* **Dataset**
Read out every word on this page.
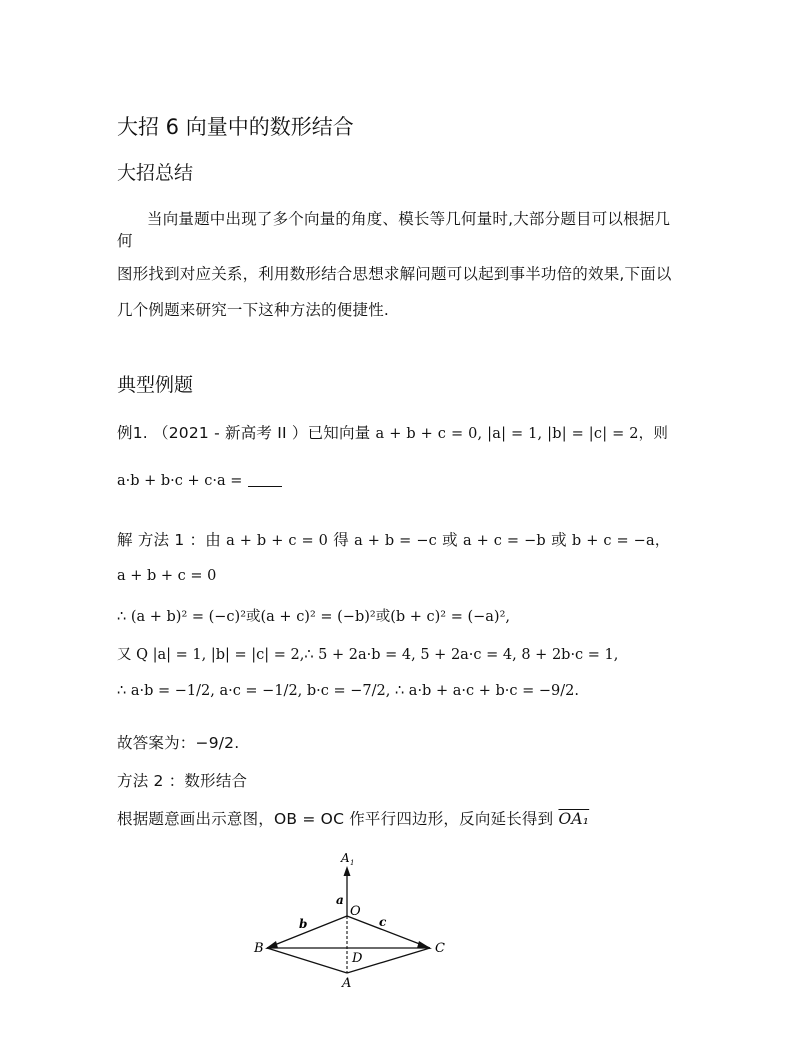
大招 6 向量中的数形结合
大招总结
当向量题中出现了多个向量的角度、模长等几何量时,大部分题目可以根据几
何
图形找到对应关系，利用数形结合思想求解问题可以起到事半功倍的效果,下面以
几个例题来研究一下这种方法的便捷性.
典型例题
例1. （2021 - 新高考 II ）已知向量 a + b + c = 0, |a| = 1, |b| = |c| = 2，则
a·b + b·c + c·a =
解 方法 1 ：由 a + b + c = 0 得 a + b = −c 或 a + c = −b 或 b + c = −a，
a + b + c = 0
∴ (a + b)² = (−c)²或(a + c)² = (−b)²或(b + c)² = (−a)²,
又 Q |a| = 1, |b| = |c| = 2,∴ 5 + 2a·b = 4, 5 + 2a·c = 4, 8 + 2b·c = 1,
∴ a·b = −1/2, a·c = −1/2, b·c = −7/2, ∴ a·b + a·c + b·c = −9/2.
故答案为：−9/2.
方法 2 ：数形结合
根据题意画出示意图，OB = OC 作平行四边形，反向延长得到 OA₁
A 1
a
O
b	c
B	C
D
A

* **What to do**
Write out all the entries exactly, except for the pictures.

* **Full response**
Read out every word on this page.
大招 6 向量中的数形结合
大招总结
当向量题中出现了多个向量的角度、模长等几何量时,大部分题目可以根据几
何
图形找到对应关系，利用数形结合思想求解问题可以起到事半功倍的效果,下面以
几个例题来研究一下这种方法的便捷性.
典型例题
例1. （2021 - 新高考 II ）已知向量 a + b + c = 0, |a| = 1, |b| = |c| = 2，则
a·b + b·c + c·a =
解 方法 1 ：由 a + b + c = 0 得 a + b = −c 或 a + c = −b 或 b + c = −a，
a + b + c = 0
∴ (a + b)² = (−c)²或(a + c)² = (−b)²或(b + c)² = (−a)²,
又 Q |a| = 1, |b| = |c| = 2,∴ 5 + 2a·b = 4, 5 + 2a·c = 4, 8 + 2b·c = 1,
∴ a·b = −1/2, a·c = −1/2, b·c = −7/2, ∴ a·b + a·c + b·c = −9/2.
故答案为：−9/2.
方法 2 ：数形结合
根据题意画出示意图，OB = OC 作平行四边形，反向延长得到 OA₁
A 1
a
O
b	c
B	C
D
A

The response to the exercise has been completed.